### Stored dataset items
%%
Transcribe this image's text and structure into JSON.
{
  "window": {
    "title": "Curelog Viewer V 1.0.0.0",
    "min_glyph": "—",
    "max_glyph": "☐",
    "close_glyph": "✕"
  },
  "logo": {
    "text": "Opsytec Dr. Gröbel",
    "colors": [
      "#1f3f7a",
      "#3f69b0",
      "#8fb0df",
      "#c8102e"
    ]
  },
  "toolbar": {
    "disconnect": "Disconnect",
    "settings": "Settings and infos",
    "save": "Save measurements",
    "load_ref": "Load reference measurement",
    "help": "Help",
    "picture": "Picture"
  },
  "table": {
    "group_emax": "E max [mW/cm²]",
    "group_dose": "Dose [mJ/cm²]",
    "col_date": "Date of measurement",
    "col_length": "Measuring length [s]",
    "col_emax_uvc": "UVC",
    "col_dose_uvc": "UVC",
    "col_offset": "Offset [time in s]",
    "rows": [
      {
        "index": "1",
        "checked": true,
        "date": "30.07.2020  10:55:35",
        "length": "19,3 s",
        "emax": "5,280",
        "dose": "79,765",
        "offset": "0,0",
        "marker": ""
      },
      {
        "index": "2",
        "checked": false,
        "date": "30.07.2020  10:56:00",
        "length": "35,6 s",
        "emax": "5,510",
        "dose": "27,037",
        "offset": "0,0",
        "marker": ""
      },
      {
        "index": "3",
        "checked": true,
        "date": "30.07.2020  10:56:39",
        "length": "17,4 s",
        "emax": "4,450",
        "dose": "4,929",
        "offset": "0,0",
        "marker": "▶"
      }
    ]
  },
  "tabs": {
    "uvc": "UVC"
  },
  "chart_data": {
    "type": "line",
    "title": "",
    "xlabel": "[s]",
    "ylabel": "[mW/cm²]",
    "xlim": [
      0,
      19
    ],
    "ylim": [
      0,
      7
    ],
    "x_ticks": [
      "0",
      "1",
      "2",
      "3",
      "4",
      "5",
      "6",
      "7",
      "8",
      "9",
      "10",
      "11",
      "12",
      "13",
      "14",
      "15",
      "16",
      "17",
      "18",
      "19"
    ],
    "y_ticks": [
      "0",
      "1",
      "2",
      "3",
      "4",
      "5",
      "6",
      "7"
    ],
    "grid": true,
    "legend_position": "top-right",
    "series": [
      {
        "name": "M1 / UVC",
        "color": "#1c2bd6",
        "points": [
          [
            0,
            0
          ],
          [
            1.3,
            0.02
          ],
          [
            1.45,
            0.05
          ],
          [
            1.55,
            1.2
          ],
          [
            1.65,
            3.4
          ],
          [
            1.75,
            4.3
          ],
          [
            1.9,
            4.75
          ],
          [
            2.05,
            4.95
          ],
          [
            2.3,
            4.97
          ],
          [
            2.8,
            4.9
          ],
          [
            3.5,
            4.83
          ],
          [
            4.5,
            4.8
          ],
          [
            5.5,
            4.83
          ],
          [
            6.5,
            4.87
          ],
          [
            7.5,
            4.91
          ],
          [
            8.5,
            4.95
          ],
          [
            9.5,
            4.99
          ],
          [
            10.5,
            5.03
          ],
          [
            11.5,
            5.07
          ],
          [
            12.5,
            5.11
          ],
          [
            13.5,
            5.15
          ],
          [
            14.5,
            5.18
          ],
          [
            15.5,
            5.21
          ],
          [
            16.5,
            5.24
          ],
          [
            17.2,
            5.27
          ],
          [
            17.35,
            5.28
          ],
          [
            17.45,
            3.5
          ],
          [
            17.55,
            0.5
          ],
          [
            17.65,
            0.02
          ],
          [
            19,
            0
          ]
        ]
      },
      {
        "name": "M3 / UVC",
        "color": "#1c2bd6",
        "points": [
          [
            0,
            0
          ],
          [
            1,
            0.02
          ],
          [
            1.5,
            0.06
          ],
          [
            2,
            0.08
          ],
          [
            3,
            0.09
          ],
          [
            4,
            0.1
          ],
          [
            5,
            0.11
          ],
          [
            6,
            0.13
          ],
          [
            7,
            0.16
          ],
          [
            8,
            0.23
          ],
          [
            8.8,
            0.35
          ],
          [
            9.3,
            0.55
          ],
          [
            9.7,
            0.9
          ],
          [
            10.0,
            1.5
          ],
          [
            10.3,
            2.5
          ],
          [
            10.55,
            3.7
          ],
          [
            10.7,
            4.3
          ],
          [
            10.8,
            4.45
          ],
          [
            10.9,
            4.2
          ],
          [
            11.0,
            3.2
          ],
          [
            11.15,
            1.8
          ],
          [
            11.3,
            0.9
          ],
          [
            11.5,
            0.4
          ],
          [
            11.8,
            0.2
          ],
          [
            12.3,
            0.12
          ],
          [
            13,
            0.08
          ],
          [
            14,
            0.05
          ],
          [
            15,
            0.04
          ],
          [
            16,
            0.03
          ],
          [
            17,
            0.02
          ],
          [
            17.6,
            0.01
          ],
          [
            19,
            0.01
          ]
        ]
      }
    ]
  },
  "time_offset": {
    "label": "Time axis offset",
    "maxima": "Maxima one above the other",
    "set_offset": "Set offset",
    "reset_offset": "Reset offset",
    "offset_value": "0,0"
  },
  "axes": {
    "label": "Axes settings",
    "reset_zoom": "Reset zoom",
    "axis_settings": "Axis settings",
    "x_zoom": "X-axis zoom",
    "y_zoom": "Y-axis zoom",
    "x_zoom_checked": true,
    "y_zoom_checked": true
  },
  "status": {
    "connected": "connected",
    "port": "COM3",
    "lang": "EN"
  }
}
%%
### Brief
Copy out all the entries shown above, character for character.

### Solution for this exercise
Transcribe this image's text and structure into JSON.
{
  "window": {
    "title": "Curelog Viewer V 1.0.0.0",
    "min_glyph": "—",
    "max_glyph": "☐",
    "close_glyph": "✕"
  },
  "logo": {
    "text": "Opsytec Dr. Gröbel",
    "colors": [
      "#1f3f7a",
      "#3f69b0",
      "#8fb0df",
      "#c8102e"
    ]
  },
  "toolbar": {
    "disconnect": "Disconnect",
    "settings": "Settings and infos",
    "save": "Save measurements",
    "load_ref": "Load reference measurement",
    "help": "Help",
    "picture": "Picture"
  },
  "table": {
    "group_emax": "E max [mW/cm²]",
    "group_dose": "Dose [mJ/cm²]",
    "col_date": "Date of measurement",
    "col_length": "Measuring length [s]",
    "col_emax_uvc": "UVC",
    "col_dose_uvc": "UVC",
    "col_offset": "Offset [time in s]",
    "rows": [
      {
        "index": "1",
        "checked": true,
        "date": "30.07.2020  10:55:35",
        "length": "19,3 s",
        "emax": "5,280",
        "dose": "79,765",
        "offset": "0,0",
        "marker": ""
      },
      {
        "index": "2",
        "checked": false,
        "date": "30.07.2020  10:56:00",
        "length": "35,6 s",
        "emax": "5,510",
        "dose": "27,037",
        "offset": "0,0",
        "marker": ""
      },
      {
        "index": "3",
        "checked": true,
        "date": "30.07.2020  10:56:39",
        "length": "17,4 s",
        "emax": "4,450",
        "dose": "4,929",
        "offset": "0,0",
        "marker": "▶"
      }
    ]
  },
  "tabs": {
    "uvc": "UVC"
  },
  "chart_data": {
    "type": "line",
    "title": "",
    "xlabel": "[s]",
    "ylabel": "[mW/cm²]",
    "xlim": [
      0,
      19
    ],
    "ylim": [
      0,
      7
    ],
    "x_ticks": [
      "0",
      "1",
      "2",
      "3",
      "4",
      "5",
      "6",
      "7",
      "8",
      "9",
      "10",
      "11",
      "12",
      "13",
      "14",
      "15",
      "16",
      "17",
      "18",
      "19"
    ],
    "y_ticks": [
      "0",
      "1",
      "2",
      "3",
      "4",
      "5",
      "6",
      "7"
    ],
    "grid": true,
    "legend_position": "top-right",
    "series": [
      {
        "name": "M1 / UVC",
        "color": "#1c2bd6",
        "points": [
          [
            0,
            0
          ],
          [
            1.3,
            0.02
          ],
          [
            1.45,
            0.05
          ],
          [
            1.55,
            1.2
          ],
          [
            1.65,
            3.4
          ],
          [
            1.75,
            4.3
          ],
          [
            1.9,
            4.75
          ],
          [
            2.05,
            4.95
          ],
          [
            2.3,
            4.97
          ],
          [
            2.8,
            4.9
          ],
          [
            3.5,
            4.83
          ],
          [
            4.5,
            4.8
          ],
          [
            5.5,
            4.83
          ],
          [
            6.5,
            4.87
          ],
          [
            7.5,
            4.91
          ],
          [
            8.5,
            4.95
          ],
          [
            9.5,
            4.99
          ],
          [
            10.5,
            5.03
          ],
          [
            11.5,
            5.07
          ],
          [
            12.5,
            5.11
          ],
          [
            13.5,
            5.15
          ],
          [
            14.5,
            5.18
          ],
          [
            15.5,
            5.21
          ],
          [
            16.5,
            5.24
          ],
          [
            17.2,
            5.27
          ],
          [
            17.35,
            5.28
          ],
          [
            17.45,
            3.5
          ],
          [
            17.55,
            0.5
          ],
          [
            17.65,
            0.02
          ],
          [
            19,
            0
          ]
        ]
      },
      {
        "name": "M3 / UVC",
        "color": "#1c2bd6",
        "points": [
          [
            0,
            0
          ],
          [
            1,
            0.02
          ],
          [
            1.5,
            0.06
          ],
          [
            2,
            0.08
          ],
          [
            3,
            0.09
          ],
          [
            4,
            0.1
          ],
          [
            5,
            0.11
          ],
          [
            6,
            0.13
          ],
          [
            7,
            0.16
          ],
          [
            8,
            0.23
          ],
          [
            8.8,
            0.35
          ],
          [
            9.3,
            0.55
          ],
          [
            9.7,
            0.9
          ],
          [
            10.0,
            1.5
          ],
          [
            10.3,
            2.5
          ],
          [
            10.55,
            3.7
          ],
          [
            10.7,
            4.3
          ],
          [
            10.8,
            4.45
          ],
          [
            10.9,
            4.2
          ],
          [
            11.0,
            3.2
          ],
          [
            11.15,
            1.8
          ],
          [
            11.3,
            0.9
          ],
          [
            11.5,
            0.4
          ],
          [
            11.8,
            0.2
          ],
          [
            12.3,
            0.12
          ],
          [
            13,
            0.08
          ],
          [
            14,
            0.05
          ],
          [
            15,
            0.04
          ],
          [
            16,
            0.03
          ],
          [
            17,
            0.02
          ],
          [
            17.6,
            0.01
          ],
          [
            19,
            0.01
          ]
        ]
      }
    ]
  },
  "time_offset": {
    "label": "Time axis offset",
    "maxima": "Maxima one above the other",
    "set_offset": "Set offset",
    "reset_offset": "Reset offset",
    "offset_value": "0,0"
  },
  "axes": {
    "label": "Axes settings",
    "reset_zoom": "Reset zoom",
    "axis_settings": "Axis settings",
    "x_zoom": "X-axis zoom",
    "y_zoom": "Y-axis zoom",
    "x_zoom_checked": true,
    "y_zoom_checked": true
  },
  "status": {
    "connected": "connected",
    "port": "COM3",
    "lang": "EN"
  }
}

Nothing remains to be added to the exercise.